··· EXERCISE MATERIALS ···

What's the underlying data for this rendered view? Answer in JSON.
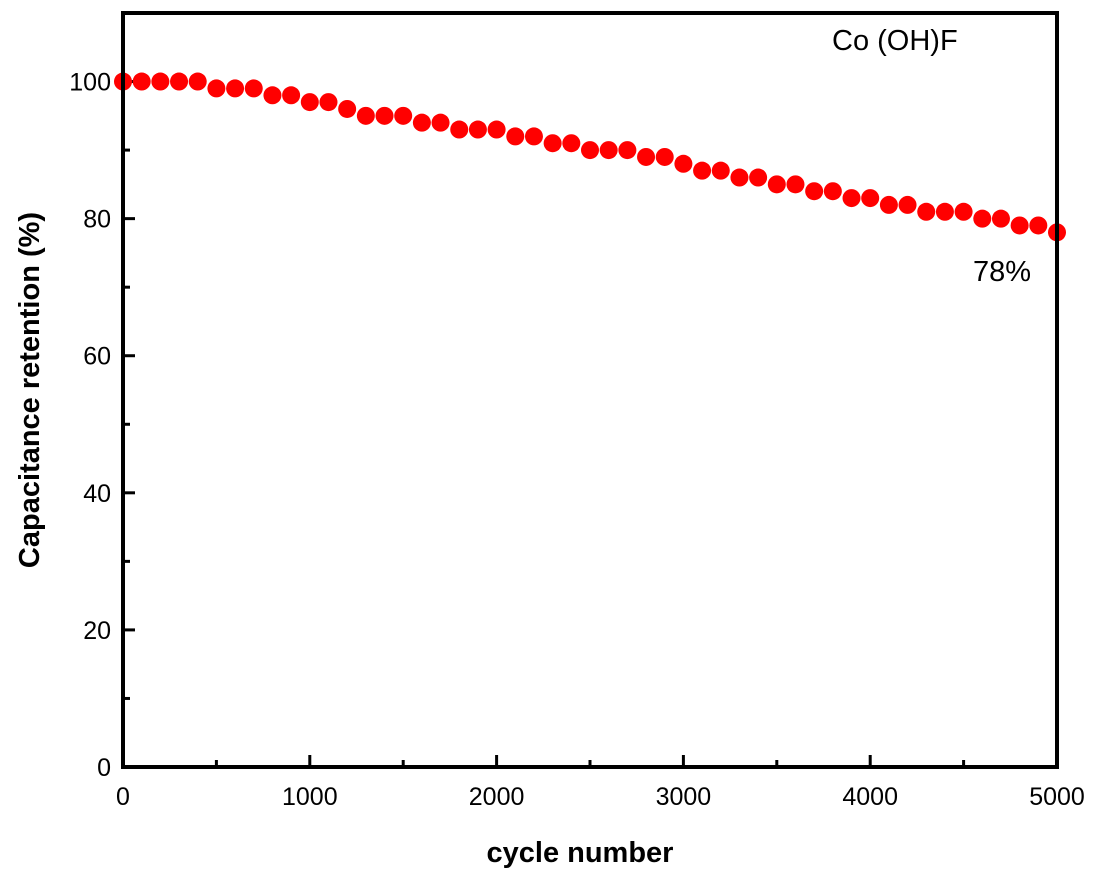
{
  "chart_data": {
    "type": "scatter",
    "title": "",
    "xlabel": "cycle number",
    "ylabel": "Capacitance retention (%)",
    "xlim": [
      0,
      5000
    ],
    "ylim": [
      0,
      110
    ],
    "x_ticks": [
      "0",
      "1000",
      "2000",
      "3000",
      "4000",
      "5000"
    ],
    "y_ticks": [
      "0",
      "20",
      "40",
      "60",
      "80",
      "100"
    ],
    "grid": false,
    "marker_color": "#ff0000",
    "series": [
      {
        "name": "Co (OH)F",
        "x": [
          0,
          100,
          200,
          300,
          400,
          500,
          600,
          700,
          800,
          900,
          1000,
          1100,
          1200,
          1300,
          1400,
          1500,
          1600,
          1700,
          1800,
          1900,
          2000,
          2100,
          2200,
          2300,
          2400,
          2500,
          2600,
          2700,
          2800,
          2900,
          3000,
          3100,
          3200,
          3300,
          3400,
          3500,
          3600,
          3700,
          3800,
          3900,
          4000,
          4100,
          4200,
          4300,
          4400,
          4500,
          4600,
          4700,
          4800,
          4900,
          5000
        ],
        "y": [
          100,
          100,
          100,
          100,
          100,
          99,
          99,
          99,
          98,
          98,
          97,
          97,
          96,
          95,
          95,
          95,
          94,
          94,
          93,
          93,
          93,
          92,
          92,
          91,
          91,
          90,
          90,
          90,
          89,
          89,
          88,
          87,
          87,
          86,
          86,
          85,
          85,
          84,
          84,
          83,
          83,
          82,
          82,
          81,
          81,
          81,
          80,
          80,
          79,
          79,
          78
        ]
      }
    ],
    "legend_label": "Co (OH)F",
    "annotations": [
      {
        "text": "78%",
        "x": 4950,
        "y": 72
      }
    ]
  }
}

···

What you return should match the records above word for word, minus the pictures.

## RESPONSE FOR THIS EXERCISE
What's the underlying data for this rendered view? Answer in JSON.
{
  "chart_data": {
    "type": "scatter",
    "title": "",
    "xlabel": "cycle number",
    "ylabel": "Capacitance retention (%)",
    "xlim": [
      0,
      5000
    ],
    "ylim": [
      0,
      110
    ],
    "x_ticks": [
      "0",
      "1000",
      "2000",
      "3000",
      "4000",
      "5000"
    ],
    "y_ticks": [
      "0",
      "20",
      "40",
      "60",
      "80",
      "100"
    ],
    "grid": false,
    "marker_color": "#ff0000",
    "series": [
      {
        "name": "Co (OH)F",
        "x": [
          0,
          100,
          200,
          300,
          400,
          500,
          600,
          700,
          800,
          900,
          1000,
          1100,
          1200,
          1300,
          1400,
          1500,
          1600,
          1700,
          1800,
          1900,
          2000,
          2100,
          2200,
          2300,
          2400,
          2500,
          2600,
          2700,
          2800,
          2900,
          3000,
          3100,
          3200,
          3300,
          3400,
          3500,
          3600,
          3700,
          3800,
          3900,
          4000,
          4100,
          4200,
          4300,
          4400,
          4500,
          4600,
          4700,
          4800,
          4900,
          5000
        ],
        "y": [
          100,
          100,
          100,
          100,
          100,
          99,
          99,
          99,
          98,
          98,
          97,
          97,
          96,
          95,
          95,
          95,
          94,
          94,
          93,
          93,
          93,
          92,
          92,
          91,
          91,
          90,
          90,
          90,
          89,
          89,
          88,
          87,
          87,
          86,
          86,
          85,
          85,
          84,
          84,
          83,
          83,
          82,
          82,
          81,
          81,
          81,
          80,
          80,
          79,
          79,
          78
        ]
      }
    ],
    "legend_label": "Co (OH)F",
    "annotations": [
      {
        "text": "78%",
        "x": 4950,
        "y": 72
      }
    ]
  }
}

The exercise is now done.